Work to be completed:
Each line that includes "this" counts once; give the total and nothing besides.
★ ★ ★
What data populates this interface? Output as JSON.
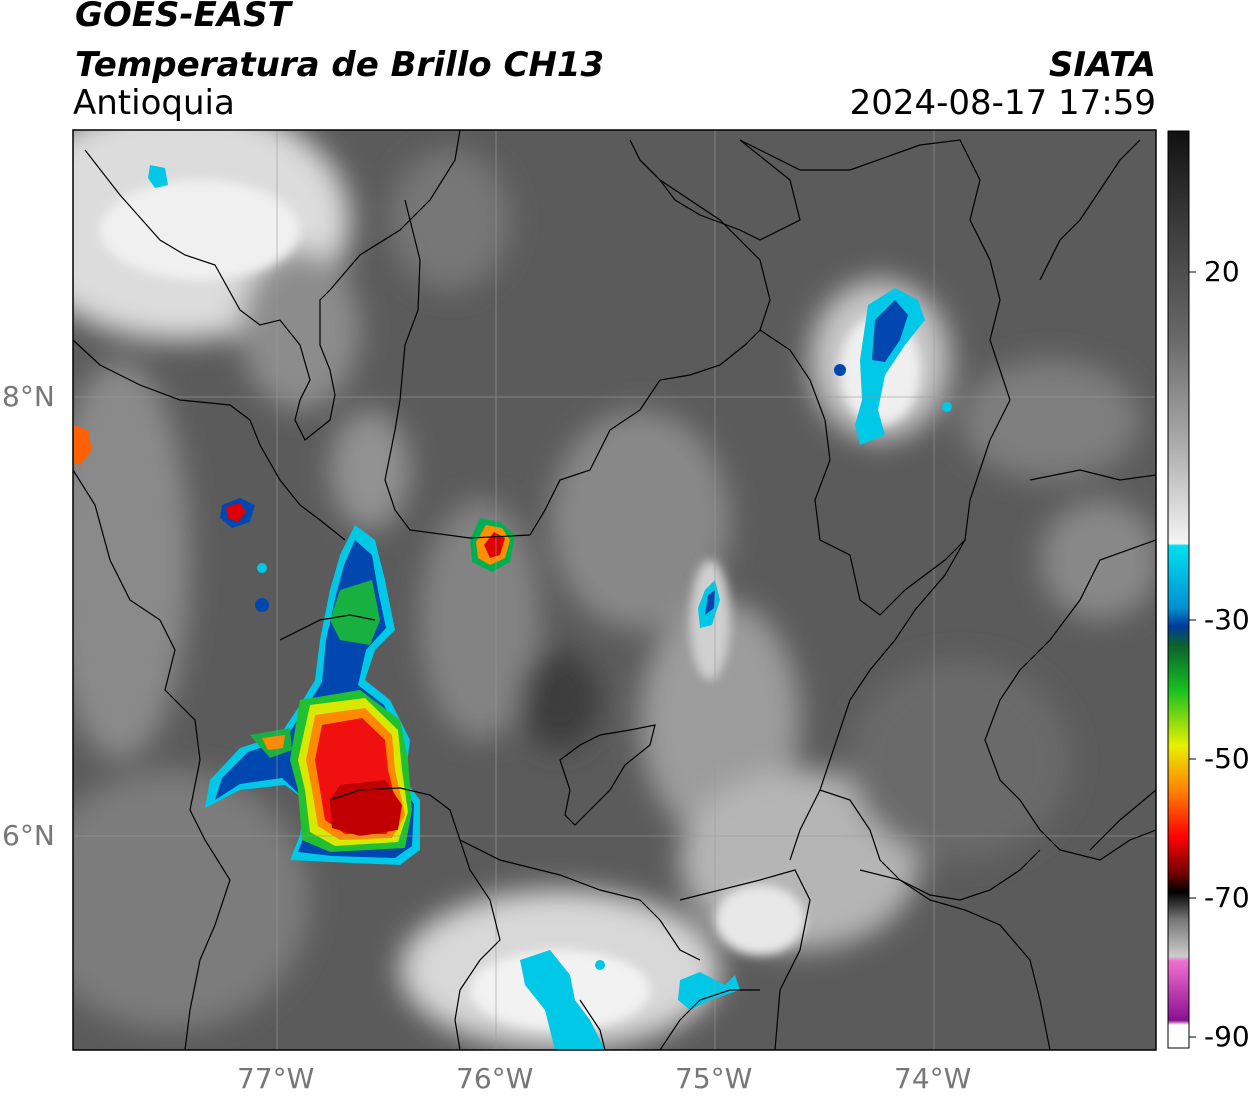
{
  "header": {
    "satellite": "GOES-EAST",
    "product": "Temperatura de Brillo CH13",
    "organization": "SIATA",
    "region": "Antioquia",
    "datetime": "2024-08-17 17:59"
  },
  "axes": {
    "lat_labels": [
      "8°N",
      "6°N"
    ],
    "lon_labels": [
      "77°W",
      "76°W",
      "75°W",
      "74°W"
    ],
    "grid": true
  },
  "colorbar": {
    "tick_labels": [
      "20",
      "-30",
      "-50",
      "-70",
      "-90"
    ],
    "colors": {
      "warm_gray": "#5a5a5a",
      "cold_white": "#f2f2f2",
      "cyan": "#00cfe8",
      "blue": "#003c9e",
      "green": "#18b030",
      "yellow": "#e0e800",
      "orange": "#ff8c00",
      "red": "#e00000",
      "dark_red": "#7a0000",
      "black": "#000000",
      "pink": "#e060c0",
      "purple": "#8a1090"
    }
  }
}
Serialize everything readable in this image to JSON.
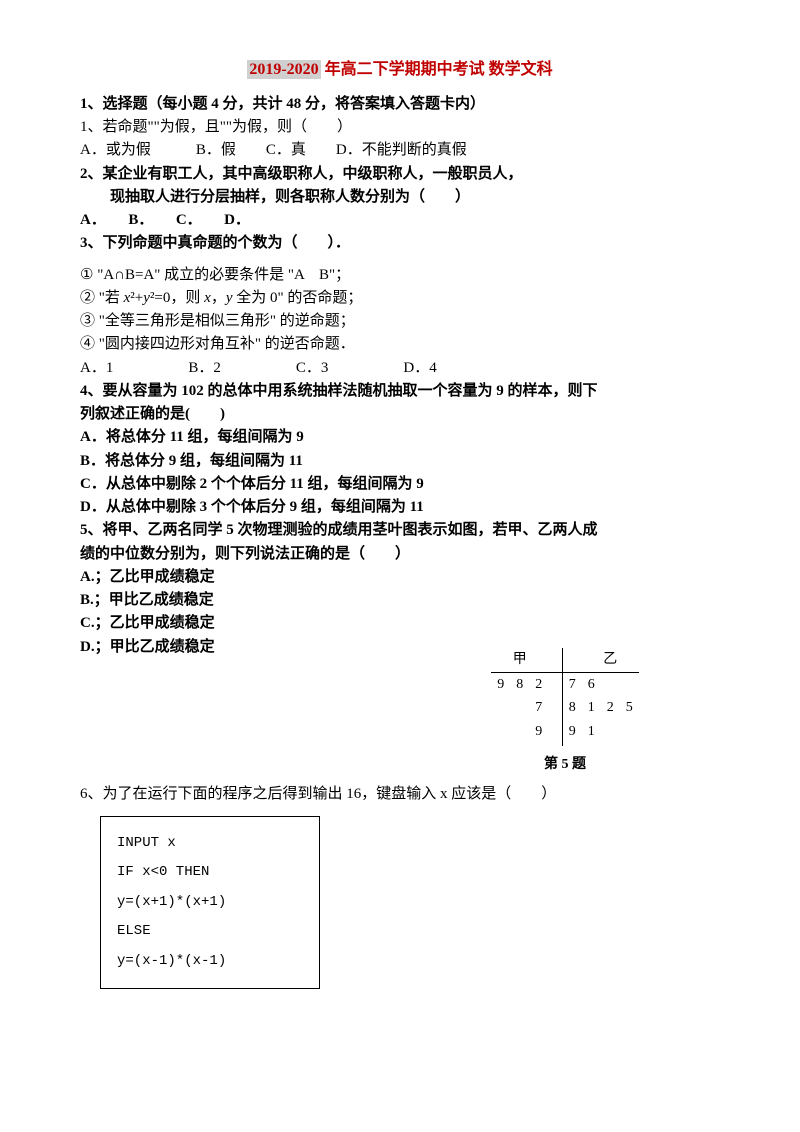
★ ★ ★
Result below:
2